begin PROVIDED MATERIAL

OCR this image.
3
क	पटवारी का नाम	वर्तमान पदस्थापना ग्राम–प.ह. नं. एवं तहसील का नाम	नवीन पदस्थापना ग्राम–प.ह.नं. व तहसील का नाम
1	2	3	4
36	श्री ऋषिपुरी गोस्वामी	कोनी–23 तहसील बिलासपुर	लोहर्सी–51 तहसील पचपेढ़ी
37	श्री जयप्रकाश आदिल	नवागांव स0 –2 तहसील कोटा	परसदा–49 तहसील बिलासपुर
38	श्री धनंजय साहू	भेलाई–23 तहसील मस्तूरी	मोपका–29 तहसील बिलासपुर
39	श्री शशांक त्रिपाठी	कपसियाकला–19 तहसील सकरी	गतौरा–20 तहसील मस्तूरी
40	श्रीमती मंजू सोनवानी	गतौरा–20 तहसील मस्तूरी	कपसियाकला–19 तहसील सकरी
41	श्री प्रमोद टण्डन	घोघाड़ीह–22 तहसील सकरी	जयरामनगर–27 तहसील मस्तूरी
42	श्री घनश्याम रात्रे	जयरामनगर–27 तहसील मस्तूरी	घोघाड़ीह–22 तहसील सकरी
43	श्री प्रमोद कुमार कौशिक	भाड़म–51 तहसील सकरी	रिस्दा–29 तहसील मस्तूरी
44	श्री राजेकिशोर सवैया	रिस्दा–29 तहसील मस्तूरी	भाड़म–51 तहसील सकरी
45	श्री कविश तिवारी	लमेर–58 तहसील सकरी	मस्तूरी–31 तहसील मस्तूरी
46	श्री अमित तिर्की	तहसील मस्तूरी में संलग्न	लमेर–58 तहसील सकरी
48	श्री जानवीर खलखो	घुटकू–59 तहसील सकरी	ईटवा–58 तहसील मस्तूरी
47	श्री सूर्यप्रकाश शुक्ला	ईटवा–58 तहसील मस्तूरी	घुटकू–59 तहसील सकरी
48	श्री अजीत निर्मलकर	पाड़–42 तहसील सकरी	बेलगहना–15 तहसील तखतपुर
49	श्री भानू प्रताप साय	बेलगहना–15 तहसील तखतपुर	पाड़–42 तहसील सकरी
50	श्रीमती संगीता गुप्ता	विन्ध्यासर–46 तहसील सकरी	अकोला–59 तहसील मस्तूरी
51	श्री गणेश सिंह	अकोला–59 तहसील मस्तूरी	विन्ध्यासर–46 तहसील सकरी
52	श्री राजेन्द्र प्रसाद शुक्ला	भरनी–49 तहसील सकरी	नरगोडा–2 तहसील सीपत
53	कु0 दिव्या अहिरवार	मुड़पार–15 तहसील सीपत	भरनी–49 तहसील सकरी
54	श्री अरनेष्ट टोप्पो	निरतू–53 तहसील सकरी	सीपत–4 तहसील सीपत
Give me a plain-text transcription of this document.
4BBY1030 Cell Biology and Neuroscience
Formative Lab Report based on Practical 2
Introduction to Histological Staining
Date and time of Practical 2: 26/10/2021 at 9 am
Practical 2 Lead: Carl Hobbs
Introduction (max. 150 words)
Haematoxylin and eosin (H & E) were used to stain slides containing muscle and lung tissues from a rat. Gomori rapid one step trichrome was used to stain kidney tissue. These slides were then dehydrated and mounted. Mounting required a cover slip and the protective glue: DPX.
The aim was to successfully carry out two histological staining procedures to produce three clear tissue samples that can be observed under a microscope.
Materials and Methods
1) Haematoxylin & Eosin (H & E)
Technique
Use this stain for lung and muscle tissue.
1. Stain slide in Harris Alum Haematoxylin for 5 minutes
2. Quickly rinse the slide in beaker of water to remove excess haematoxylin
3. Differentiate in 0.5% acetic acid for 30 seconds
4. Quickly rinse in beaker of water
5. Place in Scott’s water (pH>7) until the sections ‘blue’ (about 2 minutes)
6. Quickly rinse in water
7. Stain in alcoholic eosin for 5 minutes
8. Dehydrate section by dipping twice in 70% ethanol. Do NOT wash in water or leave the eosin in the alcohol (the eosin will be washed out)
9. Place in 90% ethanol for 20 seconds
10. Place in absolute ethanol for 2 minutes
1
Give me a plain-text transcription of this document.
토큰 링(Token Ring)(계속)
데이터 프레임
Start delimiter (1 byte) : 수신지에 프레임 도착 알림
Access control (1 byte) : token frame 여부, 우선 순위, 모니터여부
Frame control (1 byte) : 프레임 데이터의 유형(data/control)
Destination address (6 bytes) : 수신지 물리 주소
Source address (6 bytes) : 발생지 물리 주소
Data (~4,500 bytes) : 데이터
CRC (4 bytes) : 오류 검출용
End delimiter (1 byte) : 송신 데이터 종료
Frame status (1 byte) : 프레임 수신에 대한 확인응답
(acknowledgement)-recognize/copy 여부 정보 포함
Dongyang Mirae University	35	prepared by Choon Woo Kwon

end PROVIDED MATERIAL

(WHAT THE TASK REQUIRES): Copy each line of the data exactly, leaving nothing out.

(COMPLETED EXERCISE):
OCR this image.
3
क	पटवारी का नाम	वर्तमान पदस्थापना ग्राम–प.ह. नं. एवं तहसील का नाम	नवीन पदस्थापना ग्राम–प.ह.नं. व तहसील का नाम
1	2	3	4
36	श्री ऋषिपुरी गोस्वामी	कोनी–23 तहसील बिलासपुर	लोहर्सी–51 तहसील पचपेढ़ी
37	श्री जयप्रकाश आदिल	नवागांव स0 –2 तहसील कोटा	परसदा–49 तहसील बिलासपुर
38	श्री धनंजय साहू	भेलाई–23 तहसील मस्तूरी	मोपका–29 तहसील बिलासपुर
39	श्री शशांक त्रिपाठी	कपसियाकला–19 तहसील सकरी	गतौरा–20 तहसील मस्तूरी
40	श्रीमती मंजू सोनवानी	गतौरा–20 तहसील मस्तूरी	कपसियाकला–19 तहसील सकरी
41	श्री प्रमोद टण्डन	घोघाड़ीह–22 तहसील सकरी	जयरामनगर–27 तहसील मस्तूरी
42	श्री घनश्याम रात्रे	जयरामनगर–27 तहसील मस्तूरी	घोघाड़ीह–22 तहसील सकरी
43	श्री प्रमोद कुमार कौशिक	भाड़म–51 तहसील सकरी	रिस्दा–29 तहसील मस्तूरी
44	श्री राजेकिशोर सवैया	रिस्दा–29 तहसील मस्तूरी	भाड़म–51 तहसील सकरी
45	श्री कविश तिवारी	लमेर–58 तहसील सकरी	मस्तूरी–31 तहसील मस्तूरी
46	श्री अमित तिर्की	तहसील मस्तूरी में संलग्न	लमेर–58 तहसील सकरी
48	श्री जानवीर खलखो	घुटकू–59 तहसील सकरी	ईटवा–58 तहसील मस्तूरी
47	श्री सूर्यप्रकाश शुक्ला	ईटवा–58 तहसील मस्तूरी	घुटकू–59 तहसील सकरी
48	श्री अजीत निर्मलकर	पाड़–42 तहसील सकरी	बेलगहना–15 तहसील तखतपुर
49	श्री भानू प्रताप साय	बेलगहना–15 तहसील तखतपुर	पाड़–42 तहसील सकरी
50	श्रीमती संगीता गुप्ता	विन्ध्यासर–46 तहसील सकरी	अकोला–59 तहसील मस्तूरी
51	श्री गणेश सिंह	अकोला–59 तहसील मस्तूरी	विन्ध्यासर–46 तहसील सकरी
52	श्री राजेन्द्र प्रसाद शुक्ला	भरनी–49 तहसील सकरी	नरगोडा–2 तहसील सीपत
53	कु0 दिव्या अहिरवार	मुड़पार–15 तहसील सीपत	भरनी–49 तहसील सकरी
54	श्री अरनेष्ट टोप्पो	निरतू–53 तहसील सकरी	सीपत–4 तहसील सीपत
Give me a plain-text transcription of this document.
4BBY1030 Cell Biology and Neuroscience
Formative Lab Report based on Practical 2
Introduction to Histological Staining
Date and time of Practical 2: 26/10/2021 at 9 am
Practical 2 Lead: Carl Hobbs
Introduction (max. 150 words)
Haematoxylin and eosin (H & E) were used to stain slides containing muscle and lung tissues from a rat. Gomori rapid one step trichrome was used to stain kidney tissue. These slides were then dehydrated and mounted. Mounting required a cover slip and the protective glue: DPX.
The aim was to successfully carry out two histological staining procedures to produce three clear tissue samples that can be observed under a microscope.
Materials and Methods
1) Haematoxylin & Eosin (H & E)
Technique
Use this stain for lung and muscle tissue.
1. Stain slide in Harris Alum Haematoxylin for 5 minutes
2. Quickly rinse the slide in beaker of water to remove excess haematoxylin
3. Differentiate in 0.5% acetic acid for 30 seconds
4. Quickly rinse in beaker of water
5. Place in Scott’s water (pH>7) until the sections ‘blue’ (about 2 minutes)
6. Quickly rinse in water
7. Stain in alcoholic eosin for 5 minutes
8. Dehydrate section by dipping twice in 70% ethanol. Do NOT wash in water or leave the eosin in the alcohol (the eosin will be washed out)
9. Place in 90% ethanol for 20 seconds
10. Place in absolute ethanol for 2 minutes
1
Give me a plain-text transcription of this document.
토큰 링(Token Ring)(계속)
데이터 프레임
Start delimiter (1 byte) : 수신지에 프레임 도착 알림
Access control (1 byte) : token frame 여부, 우선 순위, 모니터여부
Frame control (1 byte) : 프레임 데이터의 유형(data/control)
Destination address (6 bytes) : 수신지 물리 주소
Source address (6 bytes) : 발생지 물리 주소
Data (~4,500 bytes) : 데이터
CRC (4 bytes) : 오류 검출용
End delimiter (1 byte) : 송신 데이터 종료
Frame status (1 byte) : 프레임 수신에 대한 확인응답
(acknowledgement)-recognize/copy 여부 정보 포함
Dongyang Mirae University	35	prepared by Choon Woo Kwon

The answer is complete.